### AIM OF THE EXERCISE
Keep the images out and set the listing below down word for word.

☆ ☆ ☆ ☆

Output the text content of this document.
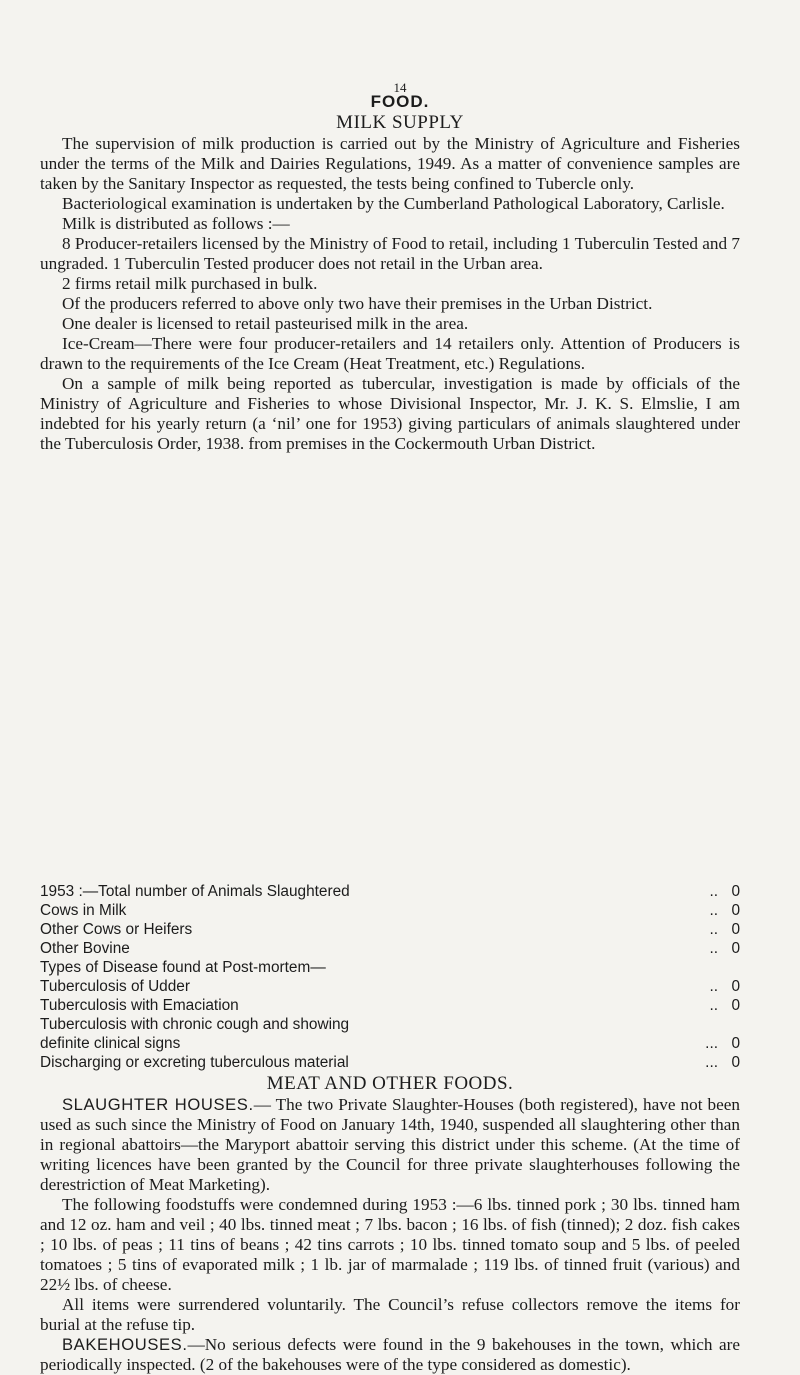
14
FOOD.
MILK SUPPLY

The supervision of milk production is carried out by the Ministry of Agriculture and Fisheries under the terms of the Milk and Dairies Regulations, 1949. As a matter of convenience samples are taken by the Sanitary Inspector as requested, the tests being confined to Tubercle only.

Bacteriological examination is undertaken by the Cumberland Pathological Laboratory, Carlisle.

Milk is distributed as follows :—

8 Producer-retailers licensed by the Ministry of Food to retail, including 1 Tuberculin Tested and 7 ungraded. 1 Tuberculin Tested producer does not retail in the Urban area.

2 firms retail milk purchased in bulk.

Of the producers referred to above only two have their premises in the Urban District.

One dealer is licensed to retail pasteurised milk in the area.

Ice-Cream—There were four producer-retailers and 14 retailers only. Attention of Producers is drawn to the requirements of the Ice Cream (Heat Treatment, etc.) Regulations.

On a sample of milk being reported as tubercular, investigation is made by officials of the Ministry of Agriculture and Fisheries to whose Divisional Inspector, Mr. J. K. S. Elmslie, I am indebted for his yearly return (a ‘nil’ one for 1953) giving particulars of animals slaughtered under the Tuberculosis Order, 1938. from premises in the Cockermouth Urban District.

1953 :—Total number of Animals Slaughtered	..	0
Cows in Milk	..	0
Other Cows or Heifers	..	0
Other Bovine	..	0
Types of Disease found at Post-mortem—		
Tuberculosis of Udder	..	0
Tuberculosis with Emaciation	..	0
Tuberculosis with chronic cough and showing		
definite clinical signs	...	0
Discharging or excreting tuberculous material	...	0

MEAT AND OTHER FOODS.

SLAUGHTER HOUSES.— The two Private Slaughter-Houses (both registered), have not been used as such since the Ministry of Food on January 14th, 1940, suspended all slaughtering other than in regional abattoirs—the Maryport abattoir serving this district under this scheme. (At the time of writing licences have been granted by the Council for three private slaughterhouses following the derestriction of Meat Marketing).

The following foodstuffs were condemned during 1953 :—6 lbs. tinned pork ; 30 lbs. tinned ham and 12 oz. ham and veil ; 40 lbs. tinned meat ; 7 lbs. bacon ; 16 lbs. of fish (tinned); 2 doz. fish cakes ; 10 lbs. of peas ; 11 tins of beans ; 42 tins carrots ; 10 lbs. tinned tomato soup and 5 lbs. of peeled tomatoes ; 5 tins of evaporated milk ; 1 lb. jar of marmalade ; 119 lbs. of tinned fruit (various) and 22½ lbs. of cheese.

All items were surrendered voluntarily. The Council’s refuse collectors remove the items for burial at the refuse tip.

BAKEHOUSES.—No serious defects were found in the 9 bakehouses in the town, which are periodically inspected. (2 of the bakehouses were of the type considered as domestic).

☆ ☆ ☆ ☆

### RESPONSE BELOW
Output the text content of this document.
14
FOOD.
MILK SUPPLY

The supervision of milk production is carried out by the Ministry of Agriculture and Fisheries under the terms of the Milk and Dairies Regulations, 1949. As a matter of convenience samples are taken by the Sanitary Inspector as requested, the tests being confined to Tubercle only.

Bacteriological examination is undertaken by the Cumberland Pathological Laboratory, Carlisle.

Milk is distributed as follows :—

8 Producer-retailers licensed by the Ministry of Food to retail, including 1 Tuberculin Tested and 7 ungraded. 1 Tuberculin Tested producer does not retail in the Urban area.

2 firms retail milk purchased in bulk.

Of the producers referred to above only two have their premises in the Urban District.

One dealer is licensed to retail pasteurised milk in the area.

Ice-Cream—There were four producer-retailers and 14 retailers only. Attention of Producers is drawn to the requirements of the Ice Cream (Heat Treatment, etc.) Regulations.

On a sample of milk being reported as tubercular, investigation is made by officials of the Ministry of Agriculture and Fisheries to whose Divisional Inspector, Mr. J. K. S. Elmslie, I am indebted for his yearly return (a ‘nil’ one for 1953) giving particulars of animals slaughtered under the Tuberculosis Order, 1938. from premises in the Cockermouth Urban District.

1953 :—Total number of Animals Slaughtered	..	0
Cows in Milk	..	0
Other Cows or Heifers	..	0
Other Bovine	..	0
Types of Disease found at Post-mortem—		
Tuberculosis of Udder	..	0
Tuberculosis with Emaciation	..	0
Tuberculosis with chronic cough and showing		
definite clinical signs	...	0
Discharging or excreting tuberculous material	...	0

MEAT AND OTHER FOODS.

SLAUGHTER HOUSES.— The two Private Slaughter-Houses (both registered), have not been used as such since the Ministry of Food on January 14th, 1940, suspended all slaughtering other than in regional abattoirs—the Maryport abattoir serving this district under this scheme. (At the time of writing licences have been granted by the Council for three private slaughterhouses following the derestriction of Meat Marketing).

The following foodstuffs were condemned during 1953 :—6 lbs. tinned pork ; 30 lbs. tinned ham and 12 oz. ham and veil ; 40 lbs. tinned meat ; 7 lbs. bacon ; 16 lbs. of fish (tinned); 2 doz. fish cakes ; 10 lbs. of peas ; 11 tins of beans ; 42 tins carrots ; 10 lbs. tinned tomato soup and 5 lbs. of peeled tomatoes ; 5 tins of evaporated milk ; 1 lb. jar of marmalade ; 119 lbs. of tinned fruit (various) and 22½ lbs. of cheese.

All items were surrendered voluntarily. The Council’s refuse collectors remove the items for burial at the refuse tip.

BAKEHOUSES.—No serious defects were found in the 9 bakehouses in the town, which are periodically inspected. (2 of the bakehouses were of the type considered as domestic).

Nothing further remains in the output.